Chart and figure data
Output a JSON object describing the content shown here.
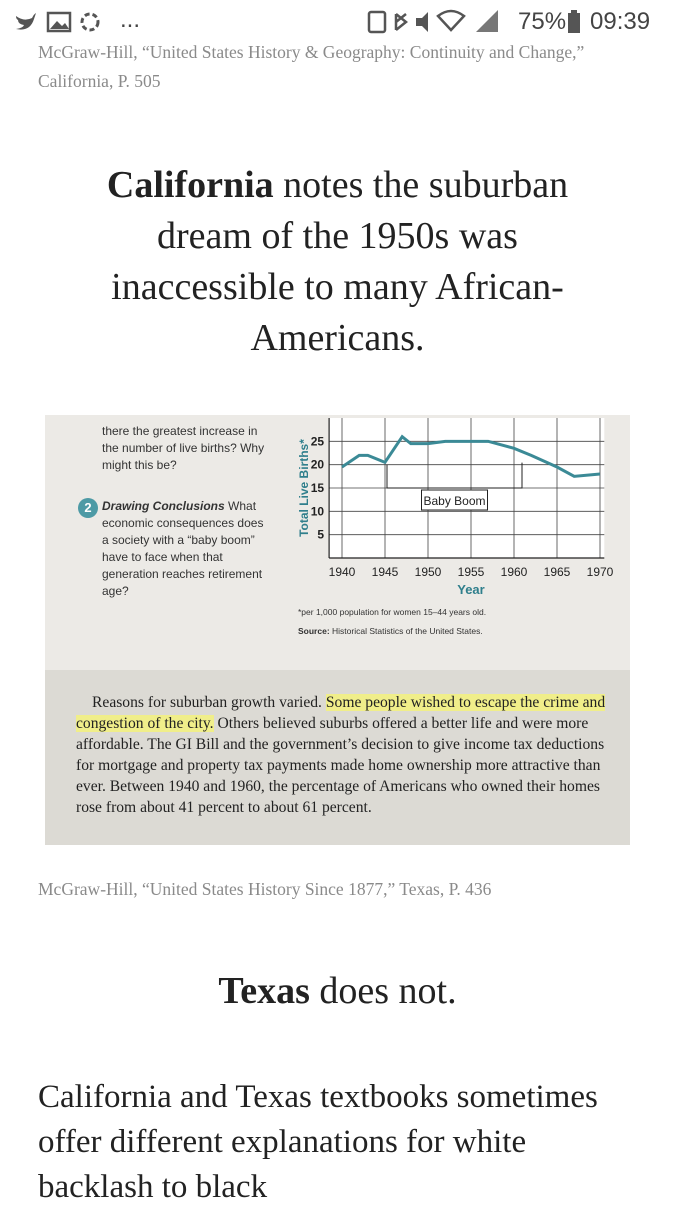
{
  "status_bar": {
    "battery": "75%",
    "time": "09:39",
    "more": "..."
  },
  "caption_1": "McGraw-Hill, “United States History & Geography: Continuity and Change,” California, P. 505",
  "heading_1": {
    "bold": "California",
    "rest": " notes the suburban dream of the 1950s was inaccessible to many African-Americans."
  },
  "textbook": {
    "question_1_tail": "there the greatest increase in the number of live births? Why might this be?",
    "question_2": {
      "number": "2",
      "title": "Drawing Conclusions",
      "text": " What economic consequences does a society with a “baby boom” have to face when that generation reaches retirement age?"
    },
    "chart": {
      "y_label": "Total Live Births*",
      "x_label": "Year",
      "annotation": "Baby Boom",
      "x": [
        1940,
        1942,
        1943,
        1945,
        1947,
        1948,
        1950,
        1952,
        1955,
        1957,
        1960,
        1962,
        1965,
        1967,
        1970
      ],
      "values": [
        19.5,
        22,
        22,
        20.5,
        26,
        24.5,
        24.5,
        25,
        25,
        25,
        23.5,
        22,
        19.5,
        17.5,
        18
      ],
      "color": "#3b8a96",
      "xlim": [
        1938.5,
        1970.5
      ],
      "ylim": [
        0,
        30
      ],
      "xticks": [
        1940,
        1945,
        1950,
        1955,
        1960,
        1965,
        1970
      ],
      "yticks": [
        5,
        10,
        15,
        20,
        25
      ],
      "footnote": "*per 1,000 population for women 15–44 years old.",
      "source_label": "Source:",
      "source": " Historical Statistics of the United States."
    },
    "paragraph": {
      "before": "Reasons for suburban growth varied. ",
      "highlight": "Some people wished to escape the crime and congestion of the city.",
      "after": " Others believed suburbs offered a better life and were more affordable. The GI Bill and the government’s decision to give income tax deductions for mortgage and property tax payments made home ownership more attractive than ever. Between 1940 and 1960, the percentage of Americans who owned their homes rose from about 41 percent to about 61 percent."
    }
  },
  "caption_2": "McGraw-Hill, “United States History Since 1877,” Texas, P. 436",
  "heading_2": {
    "bold": "Texas",
    "rest": " does not."
  },
  "body": "California and Texas textbooks sometimes offer different explanations for white backlash to black"
}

- What is asked
Where a line holds "History", copy that line.

- Result of this task
  "caption_1": "McGraw-Hill, “United States History & Geography: Continuity and Change,” California, P. 505",
  "caption_2": "McGraw-Hill, “United States History Since 1877,” Texas, P. 436",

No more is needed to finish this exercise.